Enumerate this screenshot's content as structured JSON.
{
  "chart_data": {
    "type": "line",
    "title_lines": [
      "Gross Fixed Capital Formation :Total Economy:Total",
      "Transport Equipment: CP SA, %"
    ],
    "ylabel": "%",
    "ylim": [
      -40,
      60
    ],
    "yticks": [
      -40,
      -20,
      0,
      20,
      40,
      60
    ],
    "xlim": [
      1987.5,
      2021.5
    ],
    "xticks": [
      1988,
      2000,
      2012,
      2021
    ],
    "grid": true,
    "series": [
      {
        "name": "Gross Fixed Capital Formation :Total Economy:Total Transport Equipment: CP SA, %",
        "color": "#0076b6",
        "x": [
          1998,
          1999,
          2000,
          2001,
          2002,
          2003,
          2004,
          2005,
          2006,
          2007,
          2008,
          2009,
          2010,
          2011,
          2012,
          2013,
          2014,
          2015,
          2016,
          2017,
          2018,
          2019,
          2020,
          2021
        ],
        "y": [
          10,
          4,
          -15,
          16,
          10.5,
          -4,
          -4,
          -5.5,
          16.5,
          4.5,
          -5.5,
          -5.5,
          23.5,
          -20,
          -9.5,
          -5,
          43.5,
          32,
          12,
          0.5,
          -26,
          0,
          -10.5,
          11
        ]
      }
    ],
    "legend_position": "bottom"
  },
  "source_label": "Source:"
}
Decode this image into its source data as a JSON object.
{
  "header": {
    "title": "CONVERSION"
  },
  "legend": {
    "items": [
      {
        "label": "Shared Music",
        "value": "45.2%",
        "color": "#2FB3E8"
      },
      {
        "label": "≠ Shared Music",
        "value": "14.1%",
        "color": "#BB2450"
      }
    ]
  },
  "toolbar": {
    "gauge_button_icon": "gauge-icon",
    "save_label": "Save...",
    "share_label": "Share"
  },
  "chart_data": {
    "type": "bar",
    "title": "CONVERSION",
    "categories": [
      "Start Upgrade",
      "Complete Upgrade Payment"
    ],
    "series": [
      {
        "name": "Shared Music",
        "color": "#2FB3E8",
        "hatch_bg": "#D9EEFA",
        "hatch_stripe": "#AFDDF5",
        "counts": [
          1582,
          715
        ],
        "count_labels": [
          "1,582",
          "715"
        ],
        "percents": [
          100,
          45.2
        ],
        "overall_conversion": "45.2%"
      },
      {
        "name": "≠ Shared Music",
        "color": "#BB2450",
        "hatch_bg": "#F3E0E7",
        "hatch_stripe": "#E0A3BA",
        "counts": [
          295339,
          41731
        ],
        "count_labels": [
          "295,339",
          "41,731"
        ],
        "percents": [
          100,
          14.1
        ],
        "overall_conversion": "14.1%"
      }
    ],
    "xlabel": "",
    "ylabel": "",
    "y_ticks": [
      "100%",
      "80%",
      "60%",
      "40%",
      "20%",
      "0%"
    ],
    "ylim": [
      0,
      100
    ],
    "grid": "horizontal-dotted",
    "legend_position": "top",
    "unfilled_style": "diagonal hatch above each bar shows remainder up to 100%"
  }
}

.....

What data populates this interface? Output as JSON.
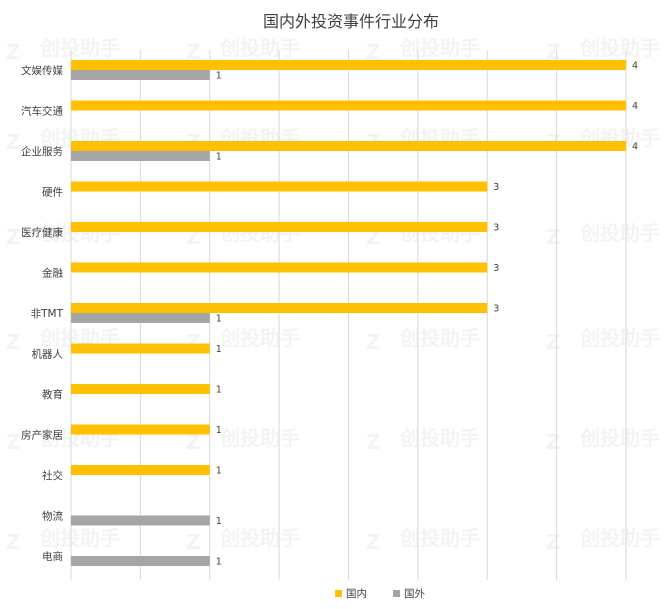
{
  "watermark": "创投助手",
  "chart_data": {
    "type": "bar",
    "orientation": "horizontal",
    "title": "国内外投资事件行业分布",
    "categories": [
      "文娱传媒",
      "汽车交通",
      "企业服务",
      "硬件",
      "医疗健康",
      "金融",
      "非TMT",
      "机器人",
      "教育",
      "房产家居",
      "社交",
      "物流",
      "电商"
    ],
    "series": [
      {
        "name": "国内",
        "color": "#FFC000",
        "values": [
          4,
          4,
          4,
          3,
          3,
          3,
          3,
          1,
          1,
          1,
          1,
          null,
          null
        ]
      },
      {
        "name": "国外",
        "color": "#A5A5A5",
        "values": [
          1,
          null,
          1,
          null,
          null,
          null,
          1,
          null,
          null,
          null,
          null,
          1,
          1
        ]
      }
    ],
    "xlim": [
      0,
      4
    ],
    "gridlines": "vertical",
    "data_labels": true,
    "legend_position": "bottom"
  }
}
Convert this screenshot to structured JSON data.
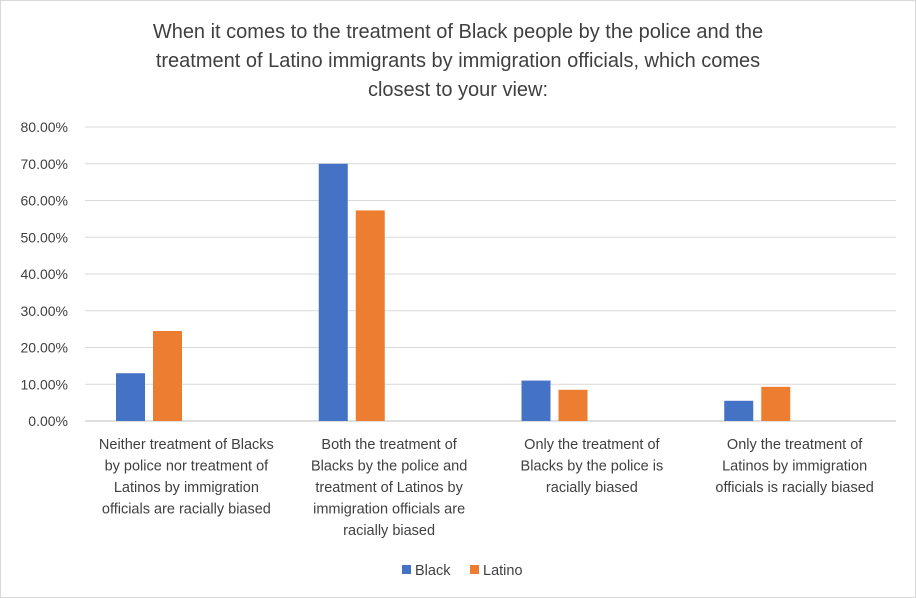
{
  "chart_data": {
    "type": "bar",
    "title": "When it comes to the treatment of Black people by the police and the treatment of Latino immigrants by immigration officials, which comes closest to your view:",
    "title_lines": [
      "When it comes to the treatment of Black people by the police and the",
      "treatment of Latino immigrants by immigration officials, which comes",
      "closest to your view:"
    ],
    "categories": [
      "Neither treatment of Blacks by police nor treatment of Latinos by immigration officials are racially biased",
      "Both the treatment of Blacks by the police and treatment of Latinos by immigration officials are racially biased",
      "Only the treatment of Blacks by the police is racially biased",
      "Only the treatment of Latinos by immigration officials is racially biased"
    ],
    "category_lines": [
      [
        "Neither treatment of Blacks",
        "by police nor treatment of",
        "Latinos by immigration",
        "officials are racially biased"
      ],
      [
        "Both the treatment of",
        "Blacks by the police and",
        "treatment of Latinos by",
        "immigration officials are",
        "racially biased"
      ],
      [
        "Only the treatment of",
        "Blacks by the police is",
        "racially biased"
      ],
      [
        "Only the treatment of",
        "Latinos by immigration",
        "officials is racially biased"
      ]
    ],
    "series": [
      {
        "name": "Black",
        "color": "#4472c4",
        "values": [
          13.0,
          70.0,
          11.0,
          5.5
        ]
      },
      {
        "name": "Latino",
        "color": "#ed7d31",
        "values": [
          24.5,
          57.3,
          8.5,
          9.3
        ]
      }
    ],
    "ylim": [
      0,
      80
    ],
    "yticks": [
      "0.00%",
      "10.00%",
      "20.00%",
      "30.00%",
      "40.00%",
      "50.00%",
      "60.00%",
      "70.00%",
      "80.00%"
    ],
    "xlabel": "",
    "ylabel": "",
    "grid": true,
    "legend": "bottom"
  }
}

.....

§ **EXERCISE PROMPT**
Isolate each line of the listing above that includes "Music". Copy it.

§ **SOLUTION TO THE PROBLEM**
        "label": "Shared Music",
        "label": "≠ Shared Music",
        "name": "Shared Music",
        "name": "≠ Shared Music",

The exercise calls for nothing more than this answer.